TEXT SECTION:
####################

Friday, February 22, 2008

What the salvation of God really means for you and me

Over Christmas, I was given a book by a good friend. It is called Velvet Elvis by Rob Bell. I read the book in about 3 days, mostly on the plane returning to Mexico. I highly recommend reading this book whether you are now a Christian or if you are interested in the new kind of life that Jesus offers. It beautifully explains what the life of God is and the reason for Jesus’ sacrificial death. In Chapter 4, Bell writes about the restorative power of Christ in our lives.


“In one sense, salvation is a legal transaction. Humans are guilty because of our sin, and God is the judge who has to deal with our sin because he is holy and any act of sin goes against his core nature. He has to deal with it. Enter Jesus, who dies on the cross in our place. Jesus gets what we deserve; we get what Jesus deserves. For Jesus, however, salvation is far more. Salvation is living in harmony with God, a process that will go on forever.

When we understand salvation from a legal-transaction perspective, then the point of the cross becomes what it has done for us. Nothing more to be offered and nothing more to be sacrificed. Jesus’ death perfectly satisfies God. But let’s also use a slightly different phrase: the work of the cross in us. There is Jesus’ death on our behalf, once and for all, but there is also the ongoing work of the cross in our hearts and souls and minds and lives. There is the ongoing need to return to the cross to be reminded of our brokenness and dependence on God. There is the healing that we need from the cross every single day.

####################

MATERIAL:
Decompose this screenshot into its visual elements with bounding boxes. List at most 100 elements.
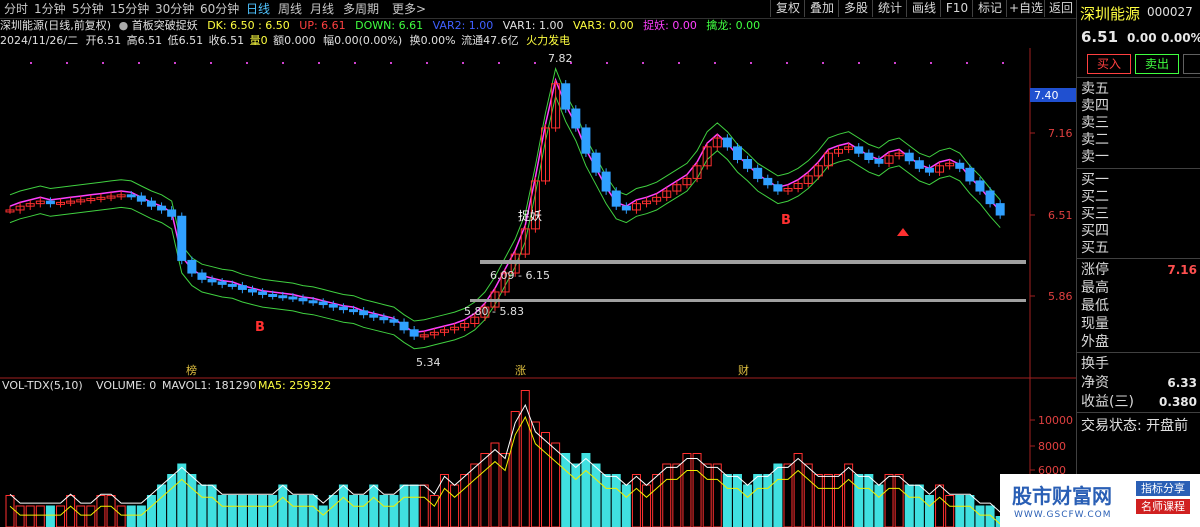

####################

SHORT PROBLEM 1:
In the blog post about salvation, where did the writer do most of the reading of the book?
SHORT PROBLEM 2:
Extend the blog post about salvation, picking up after its last sentence.

RESPONSE 1:
On the plane returning to Mexico.

RESPONSE 2:
Which leads to forgiveness. The point of the cross isn’t forgiveness. Forgiveness leads to something bigger: restoration. God isn’t just interested in covering over our sins; God wants to make us into the people we were originally created to be. It is not just the removal of what is being held against us; it is God pulling us into the people he originally had in mind when he created us. This restoration is why Jesus always orients his message around becoming the kind of people who are generous and loving and compassionate. The goal here isn’t simply not to sin. Our purpose is to increase the shalom [peace, presence of the goodness of God] in this world, which is why approaches to the Christian faith that deal solely with not sinning always fail. They aim at the wrong thing. It is not about what you don’t do. The point is becoming more and more the kind of people God had in mind when we were first created.

If we only have a legal-transaction understanding of salvation in which we are forgiven of our sins so we can go to heaven, then salvation essentially becomes a ticket to somewhere else. In this understanding, eternity is something that kicks in when we die. But Jesus did not teach this. Jesus says that when we believe, we have crossed over from death into life (John 5:24). God always has been and always will be. And when I enter into a relationship with God through Christ, I am connected with God now and I will be connected with God forever. For Jesus, salvation is now.”


I grew up with the belief that the Christian life was mostly concerned with “don’t do this or that”, focusing on the negative.
Rather, when I look at Jesus’ teachings, he talked a lot about “do this and do that”, framing everyday life in the positive. Jesus doesn’t focus on not sinning. He focuses on acting righteously and lovingly toward God and man. When I first began to understand this some time ago, it was absolutely radical. I understand now that to act righteously toward God and others requires a transformation inside; it isn’t my nature to be like Jesus. But Jesus living his life through me transforms me all the way down to my motives (read Matthew 5).

Bless God today with your words, thoughts and actions. Bless him for being the right, true and unchanging God.

1 comment:

Anonymous said...

so great.

new life!

praying for you.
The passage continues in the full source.